- EXERCISE BRIEF -
Reproduce all records verbatim.

..........

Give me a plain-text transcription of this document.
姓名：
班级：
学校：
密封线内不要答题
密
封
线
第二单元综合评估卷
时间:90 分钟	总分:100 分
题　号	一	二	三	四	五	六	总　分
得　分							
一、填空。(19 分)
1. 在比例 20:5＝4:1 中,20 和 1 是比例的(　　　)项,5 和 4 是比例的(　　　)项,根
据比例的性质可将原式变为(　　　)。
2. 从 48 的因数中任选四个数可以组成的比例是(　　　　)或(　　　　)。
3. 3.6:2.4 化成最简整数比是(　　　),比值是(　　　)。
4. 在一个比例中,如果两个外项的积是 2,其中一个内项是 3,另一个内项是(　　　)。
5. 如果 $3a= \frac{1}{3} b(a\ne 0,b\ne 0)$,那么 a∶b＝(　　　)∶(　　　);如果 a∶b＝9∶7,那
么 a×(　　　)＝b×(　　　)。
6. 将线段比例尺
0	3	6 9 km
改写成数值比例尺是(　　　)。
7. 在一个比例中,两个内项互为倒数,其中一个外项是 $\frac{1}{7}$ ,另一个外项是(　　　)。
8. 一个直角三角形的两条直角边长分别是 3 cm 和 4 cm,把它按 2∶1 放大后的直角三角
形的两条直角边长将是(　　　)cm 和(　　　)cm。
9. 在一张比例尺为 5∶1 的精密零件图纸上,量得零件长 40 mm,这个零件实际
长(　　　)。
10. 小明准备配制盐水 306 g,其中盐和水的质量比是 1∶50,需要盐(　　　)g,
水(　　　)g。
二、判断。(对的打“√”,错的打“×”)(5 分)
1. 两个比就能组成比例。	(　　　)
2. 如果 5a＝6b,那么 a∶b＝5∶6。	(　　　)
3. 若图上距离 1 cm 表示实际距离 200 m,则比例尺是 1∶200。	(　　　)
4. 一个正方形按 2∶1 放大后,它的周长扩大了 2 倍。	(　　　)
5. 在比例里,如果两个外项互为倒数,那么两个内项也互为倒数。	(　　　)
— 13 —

..........

- FULL SOLUTION -
Give me a plain-text transcription of this document.
姓名：
班级：
学校：
密封线内不要答题
密
封
线
第二单元综合评估卷
时间:90 分钟	总分:100 分
题　号	一	二	三	四	五	六	总　分
得　分							
一、填空。(19 分)
1. 在比例 20:5＝4:1 中,20 和 1 是比例的(　　　)项,5 和 4 是比例的(　　　)项,根
据比例的性质可将原式变为(　　　)。
2. 从 48 的因数中任选四个数可以组成的比例是(　　　　)或(　　　　)。
3. 3.6:2.4 化成最简整数比是(　　　),比值是(　　　)。
4. 在一个比例中,如果两个外项的积是 2,其中一个内项是 3,另一个内项是(　　　)。
5. 如果 $3a= \frac{1}{3} b(a\ne 0,b\ne 0)$,那么 a∶b＝(　　　)∶(　　　);如果 a∶b＝9∶7,那
么 a×(　　　)＝b×(　　　)。
6. 将线段比例尺
0	3	6 9 km
改写成数值比例尺是(　　　)。
7. 在一个比例中,两个内项互为倒数,其中一个外项是 $\frac{1}{7}$ ,另一个外项是(　　　)。
8. 一个直角三角形的两条直角边长分别是 3 cm 和 4 cm,把它按 2∶1 放大后的直角三角
形的两条直角边长将是(　　　)cm 和(　　　)cm。
9. 在一张比例尺为 5∶1 的精密零件图纸上,量得零件长 40 mm,这个零件实际
长(　　　)。
10. 小明准备配制盐水 306 g,其中盐和水的质量比是 1∶50,需要盐(　　　)g,
水(　　　)g。
二、判断。(对的打“√”,错的打“×”)(5 分)
1. 两个比就能组成比例。	(　　　)
2. 如果 5a＝6b,那么 a∶b＝5∶6。	(　　　)
3. 若图上距离 1 cm 表示实际距离 200 m,则比例尺是 1∶200。	(　　　)
4. 一个正方形按 2∶1 放大后,它的周长扩大了 2 倍。	(　　　)
5. 在比例里,如果两个外项互为倒数,那么两个内项也互为倒数。	(　　　)
— 13 —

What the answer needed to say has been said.